Retype all material exactly. Pictures stay out of the copy.

_INPUT FOR THIS TASK_.
[BEGIN]
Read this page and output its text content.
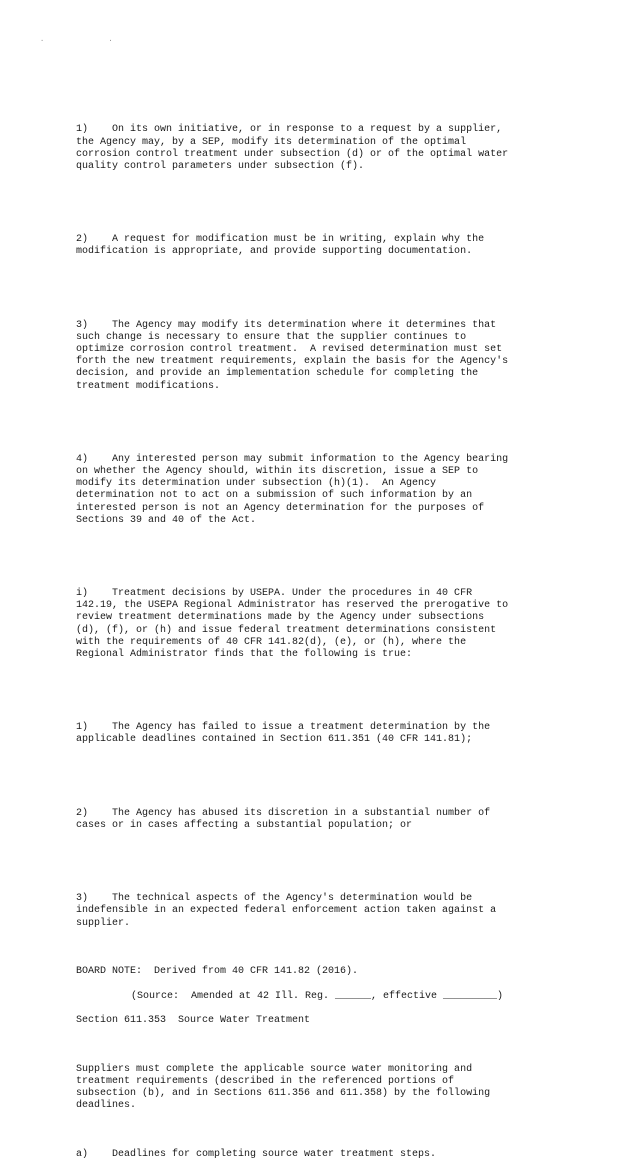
. .

1)    On its own initiative, or in response to a request by a supplier,
the Agency may, by a SEP, modify its determination of the optimal
corrosion control treatment under subsection (d) or of the optimal water
quality control parameters under subsection (f).

2)    A request for modification must be in writing, explain why the
modification is appropriate, and provide supporting documentation.

3)    The Agency may modify its determination where it determines that
such change is necessary to ensure that the supplier continues to
optimize corrosion control treatment.  A revised determination must set
forth the new treatment requirements, explain the basis for the Agency's
decision, and provide an implementation schedule for completing the
treatment modifications.

4)    Any interested person may submit information to the Agency bearing
on whether the Agency should, within its discretion, issue a SEP to
modify its determination under subsection (h)(1).  An Agency
determination not to act on a submission of such information by an
interested person is not an Agency determination for the purposes of
Sections 39 and 40 of the Act.

i)    Treatment decisions by USEPA. Under the procedures in 40 CFR
142.19, the USEPA Regional Administrator has reserved the prerogative to
review treatment determinations made by the Agency under subsections
(d), (f), or (h) and issue federal treatment determinations consistent
with the requirements of 40 CFR 141.82(d), (e), or (h), where the
Regional Administrator finds that the following is true:

1)    The Agency has failed to issue a treatment determination by the
applicable deadlines contained in Section 611.351 (40 CFR 141.81);

2)    The Agency has abused its discretion in a substantial number of
cases or in cases affecting a substantial population; or

3)    The technical aspects of the Agency's determination would be
indefensible in an expected federal enforcement action taken against a
supplier.

BOARD NOTE:  Derived from 40 CFR 141.82 (2016).

(Source:  Amended at 42 Ill. Reg. ______, effective _________)

Section 611.353  Source Water Treatment

Suppliers must complete the applicable source water monitoring and
treatment requirements (described in the referenced portions of
subsection (b), and in Sections 611.356 and 611.358) by the following
deadlines.

a)    Deadlines for completing source water treatment steps.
[END]
_EXERCISE ANSWER_.
Read this page and output its text content.
. .

1)    On its own initiative, or in response to a request by a supplier,
the Agency may, by a SEP, modify its determination of the optimal
corrosion control treatment under subsection (d) or of the optimal water
quality control parameters under subsection (f).

2)    A request for modification must be in writing, explain why the
modification is appropriate, and provide supporting documentation.

3)    The Agency may modify its determination where it determines that
such change is necessary to ensure that the supplier continues to
optimize corrosion control treatment.  A revised determination must set
forth the new treatment requirements, explain the basis for the Agency's
decision, and provide an implementation schedule for completing the
treatment modifications.

4)    Any interested person may submit information to the Agency bearing
on whether the Agency should, within its discretion, issue a SEP to
modify its determination under subsection (h)(1).  An Agency
determination not to act on a submission of such information by an
interested person is not an Agency determination for the purposes of
Sections 39 and 40 of the Act.

i)    Treatment decisions by USEPA. Under the procedures in 40 CFR
142.19, the USEPA Regional Administrator has reserved the prerogative to
review treatment determinations made by the Agency under subsections
(d), (f), or (h) and issue federal treatment determinations consistent
with the requirements of 40 CFR 141.82(d), (e), or (h), where the
Regional Administrator finds that the following is true:

1)    The Agency has failed to issue a treatment determination by the
applicable deadlines contained in Section 611.351 (40 CFR 141.81);

2)    The Agency has abused its discretion in a substantial number of
cases or in cases affecting a substantial population; or

3)    The technical aspects of the Agency's determination would be
indefensible in an expected federal enforcement action taken against a
supplier.

BOARD NOTE:  Derived from 40 CFR 141.82 (2016).

(Source:  Amended at 42 Ill. Reg. ______, effective _________)

Section 611.353  Source Water Treatment

Suppliers must complete the applicable source water monitoring and
treatment requirements (described in the referenced portions of
subsection (b), and in Sections 611.356 and 611.358) by the following
deadlines.

a)    Deadlines for completing source water treatment steps.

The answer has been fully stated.